--- BEGIN Source data ---
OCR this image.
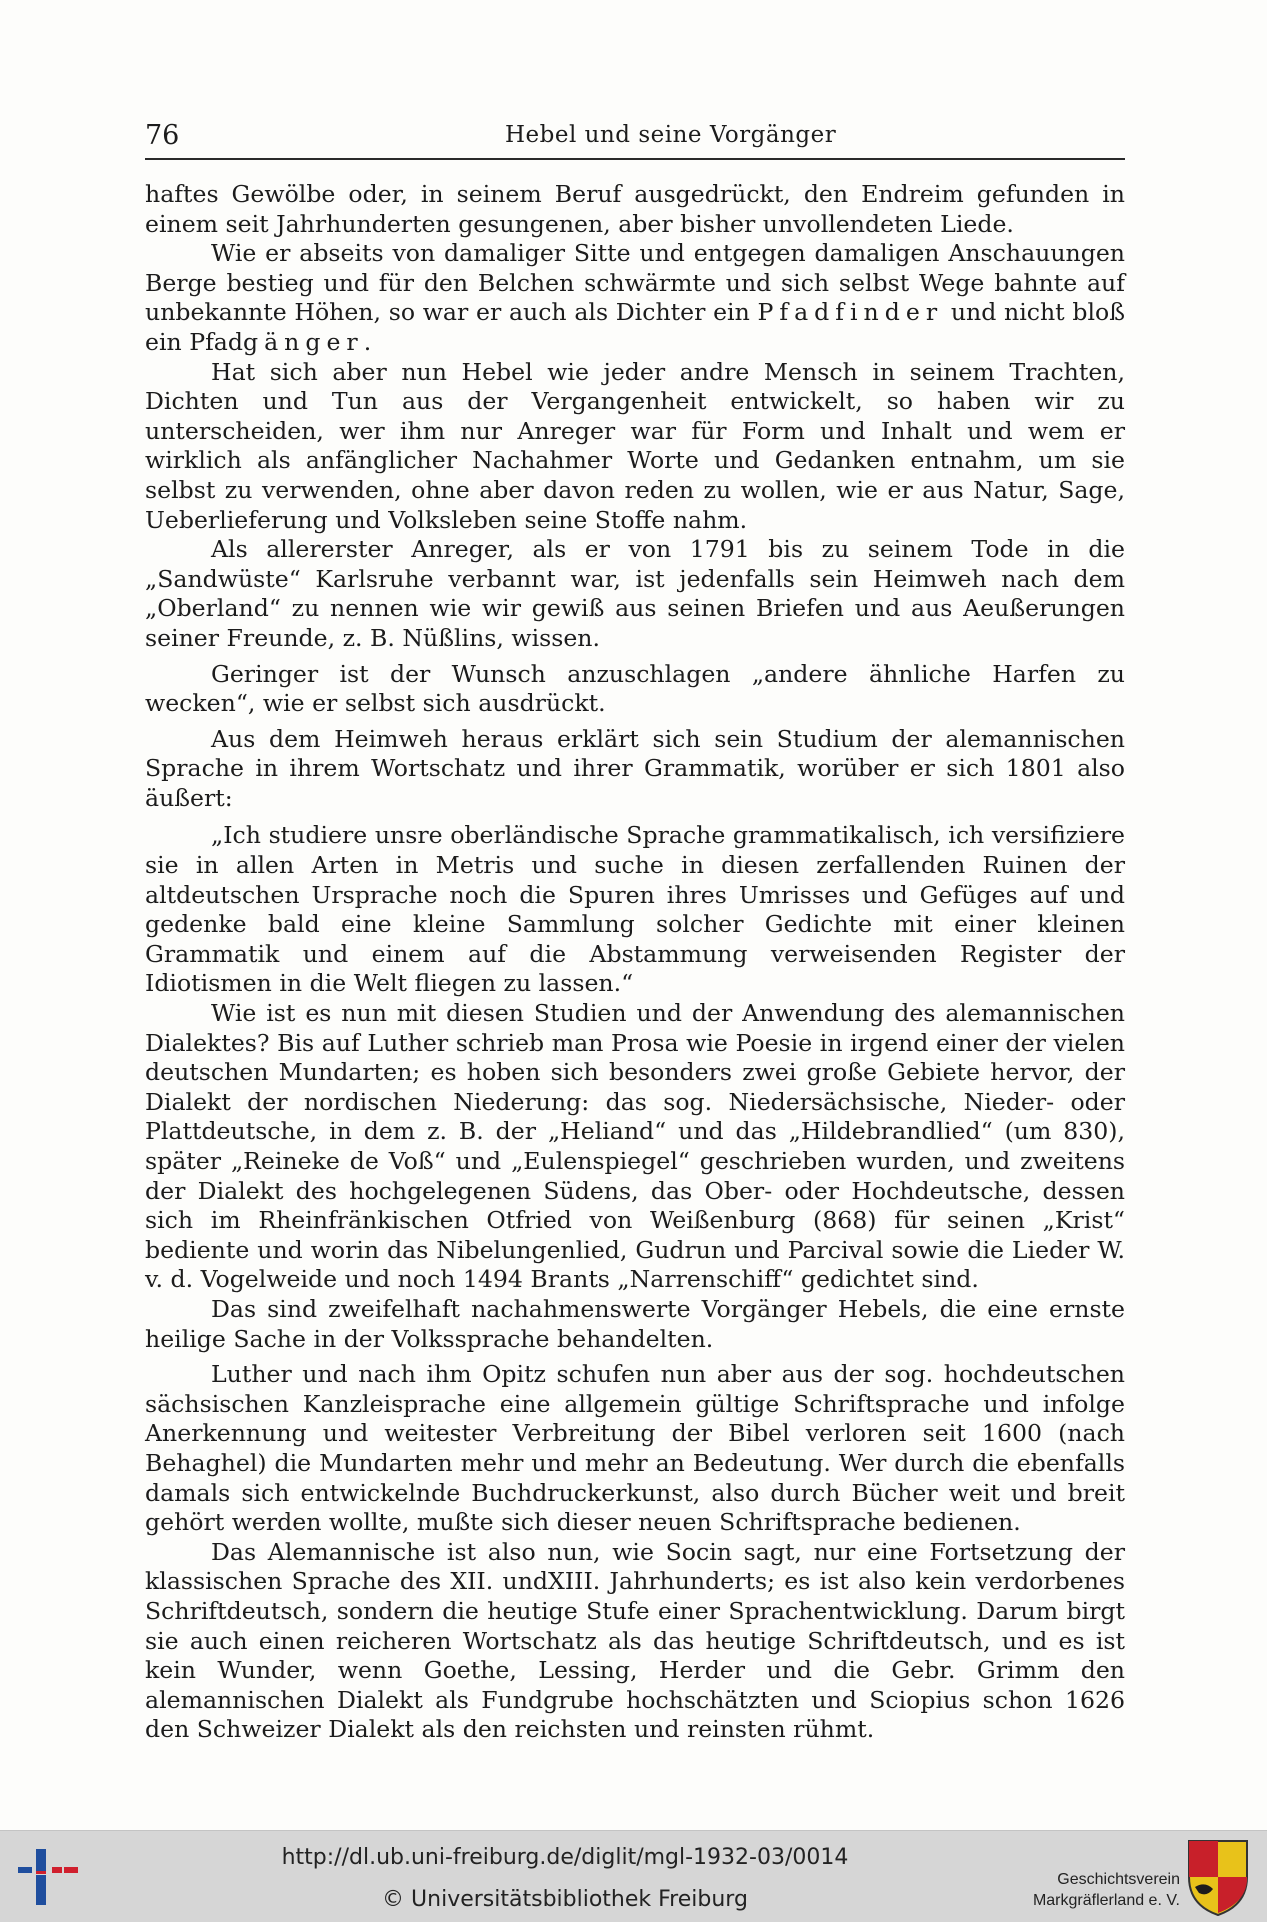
76	Hebel und seine Vorgänger

haftes Gewölbe oder, in seinem Beruf ausgedrückt, den Endreim gefunden in einem seit Jahrhunderten gesungenen, aber bisher unvollendeten Liede.

Wie er abseits von damaliger Sitte und entgegen damaligen Anschauungen Berge bestieg und für den Belchen schwärmte und sich selbst Wege bahnte auf unbekannte Höhen, so war er auch als Dichter ein Pfadfinder und nicht bloß ein Pfadgänger.

Hat sich aber nun Hebel wie jeder andre Mensch in seinem Trachten, Dichten und Tun aus der Vergangenheit entwickelt, so haben wir zu unterscheiden, wer ihm nur Anreger war für Form und Inhalt und wem er wirklich als anfänglicher Nachahmer Worte und Gedanken entnahm, um sie selbst zu verwenden, ohne aber davon reden zu wollen, wie er aus Natur, Sage, Ueberlieferung und Volksleben seine Stoffe nahm.

Als allererster Anreger, als er von 1791 bis zu seinem Tode in die „Sandwüste“ Karlsruhe verbannt war, ist jedenfalls sein Heimweh nach dem „Oberland“ zu nennen wie wir gewiß aus seinen Briefen und aus Aeußerungen seiner Freunde, z. B. Nüßlins, wissen.

Geringer ist der Wunsch anzuschlagen „andere ähnliche Harfen zu wecken“, wie er selbst sich ausdrückt.

Aus dem Heimweh heraus erklärt sich sein Studium der alemannischen Sprache in ihrem Wortschatz und ihrer Grammatik, worüber er sich 1801 also äußert:

„Ich studiere unsre oberländische Sprache grammatikalisch, ich versifiziere sie in allen Arten in Metris und suche in diesen zerfallenden Ruinen der altdeutschen Ursprache noch die Spuren ihres Umrisses und Gefüges auf und gedenke bald eine kleine Sammlung solcher Gedichte mit einer kleinen Grammatik und einem auf die Abstammung verweisenden Register der Idiotismen in die Welt fliegen zu lassen.“

Wie ist es nun mit diesen Studien und der Anwendung des alemannischen Dialektes? Bis auf Luther schrieb man Prosa wie Poesie in irgend einer der vielen deutschen Mundarten; es hoben sich besonders zwei große Gebiete hervor, der Dialekt der nordischen Niederung: das sog. Niedersächsische, Nieder- oder Plattdeutsche, in dem z. B. der „Heliand“ und das „Hildebrandlied“ (um 830), später „Reineke de Voß“ und „Eulenspiegel“ geschrieben wurden, und zweitens der Dialekt des hochgelegenen Südens, das Ober- oder Hochdeutsche, dessen sich im Rheinfränkischen Otfried von Weißenburg (868) für seinen „Krist“ bediente und worin das Nibelungenlied, Gudrun und Parcival sowie die Lieder W. v. d. Vogelweide und noch 1494 Brants „Narrenschiff“ gedichtet sind.

Das sind zweifelhaft nachahmenswerte Vorgänger Hebels, die eine ernste heilige Sache in der Volkssprache behandelten.

Luther und nach ihm Opitz schufen nun aber aus der sog. hochdeutschen sächsischen Kanzleisprache eine allgemein gültige Schriftsprache und infolge Anerkennung und weitester Verbreitung der Bibel verloren seit 1600 (nach Behaghel) die Mundarten mehr und mehr an Bedeutung. Wer durch die ebenfalls damals sich entwickelnde Buchdruckerkunst, also durch Bücher weit und breit gehört werden wollte, mußte sich dieser neuen Schriftsprache bedienen.

Das Alemannische ist also nun, wie Socin sagt, nur eine Fortsetzung der klassischen Sprache des XII. undXIII. Jahrhunderts; es ist also kein verdorbenes Schriftdeutsch, sondern die heutige Stufe einer Sprachentwicklung. Darum birgt sie auch einen reicheren Wortschatz als das heutige Schriftdeutsch, und es ist kein Wunder, wenn Goethe, Lessing, Herder und die Gebr. Grimm den alemannischen Dialekt als Fundgrube hochschätzten und Sciopius schon 1626 den Schweizer Dialekt als den reichsten und reinsten rühmt.

http://dl.ub.uni-freiburg.de/diglit/mgl-1932-03/0014
© Universitätsbibliothek Freiburg
Geschichtsverein
Markgräflerland e. V.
--- END Source data ---
◆ Exercise goal: Quote every line word for word and keep the images out of the copy.

◆ Result of this exercise:
OCR this image.
76	Hebel und seine Vorgänger

haftes Gewölbe oder, in seinem Beruf ausgedrückt, den Endreim gefunden in einem seit Jahrhunderten gesungenen, aber bisher unvollendeten Liede.

Wie er abseits von damaliger Sitte und entgegen damaligen Anschauungen Berge bestieg und für den Belchen schwärmte und sich selbst Wege bahnte auf unbekannte Höhen, so war er auch als Dichter ein Pfadfinder und nicht bloß ein Pfadgänger.

Hat sich aber nun Hebel wie jeder andre Mensch in seinem Trachten, Dichten und Tun aus der Vergangenheit entwickelt, so haben wir zu unterscheiden, wer ihm nur Anreger war für Form und Inhalt und wem er wirklich als anfänglicher Nachahmer Worte und Gedanken entnahm, um sie selbst zu verwenden, ohne aber davon reden zu wollen, wie er aus Natur, Sage, Ueberlieferung und Volksleben seine Stoffe nahm.

Als allererster Anreger, als er von 1791 bis zu seinem Tode in die „Sandwüste“ Karlsruhe verbannt war, ist jedenfalls sein Heimweh nach dem „Oberland“ zu nennen wie wir gewiß aus seinen Briefen und aus Aeußerungen seiner Freunde, z. B. Nüßlins, wissen.

Geringer ist der Wunsch anzuschlagen „andere ähnliche Harfen zu wecken“, wie er selbst sich ausdrückt.

Aus dem Heimweh heraus erklärt sich sein Studium der alemannischen Sprache in ihrem Wortschatz und ihrer Grammatik, worüber er sich 1801 also äußert:

„Ich studiere unsre oberländische Sprache grammatikalisch, ich versifiziere sie in allen Arten in Metris und suche in diesen zerfallenden Ruinen der altdeutschen Ursprache noch die Spuren ihres Umrisses und Gefüges auf und gedenke bald eine kleine Sammlung solcher Gedichte mit einer kleinen Grammatik und einem auf die Abstammung verweisenden Register der Idiotismen in die Welt fliegen zu lassen.“

Wie ist es nun mit diesen Studien und der Anwendung des alemannischen Dialektes? Bis auf Luther schrieb man Prosa wie Poesie in irgend einer der vielen deutschen Mundarten; es hoben sich besonders zwei große Gebiete hervor, der Dialekt der nordischen Niederung: das sog. Niedersächsische, Nieder- oder Plattdeutsche, in dem z. B. der „Heliand“ und das „Hildebrandlied“ (um 830), später „Reineke de Voß“ und „Eulenspiegel“ geschrieben wurden, und zweitens der Dialekt des hochgelegenen Südens, das Ober- oder Hochdeutsche, dessen sich im Rheinfränkischen Otfried von Weißenburg (868) für seinen „Krist“ bediente und worin das Nibelungenlied, Gudrun und Parcival sowie die Lieder W. v. d. Vogelweide und noch 1494 Brants „Narrenschiff“ gedichtet sind.

Das sind zweifelhaft nachahmenswerte Vorgänger Hebels, die eine ernste heilige Sache in der Volkssprache behandelten.

Luther und nach ihm Opitz schufen nun aber aus der sog. hochdeutschen sächsischen Kanzleisprache eine allgemein gültige Schriftsprache und infolge Anerkennung und weitester Verbreitung der Bibel verloren seit 1600 (nach Behaghel) die Mundarten mehr und mehr an Bedeutung. Wer durch die ebenfalls damals sich entwickelnde Buchdruckerkunst, also durch Bücher weit und breit gehört werden wollte, mußte sich dieser neuen Schriftsprache bedienen.

Das Alemannische ist also nun, wie Socin sagt, nur eine Fortsetzung der klassischen Sprache des XII. undXIII. Jahrhunderts; es ist also kein verdorbenes Schriftdeutsch, sondern die heutige Stufe einer Sprachentwicklung. Darum birgt sie auch einen reicheren Wortschatz als das heutige Schriftdeutsch, und es ist kein Wunder, wenn Goethe, Lessing, Herder und die Gebr. Grimm den alemannischen Dialekt als Fundgrube hochschätzten und Sciopius schon 1626 den Schweizer Dialekt als den reichsten und reinsten rühmt.

http://dl.ub.uni-freiburg.de/diglit/mgl-1932-03/0014
© Universitätsbibliothek Freiburg
Geschichtsverein
Markgräflerland e. V.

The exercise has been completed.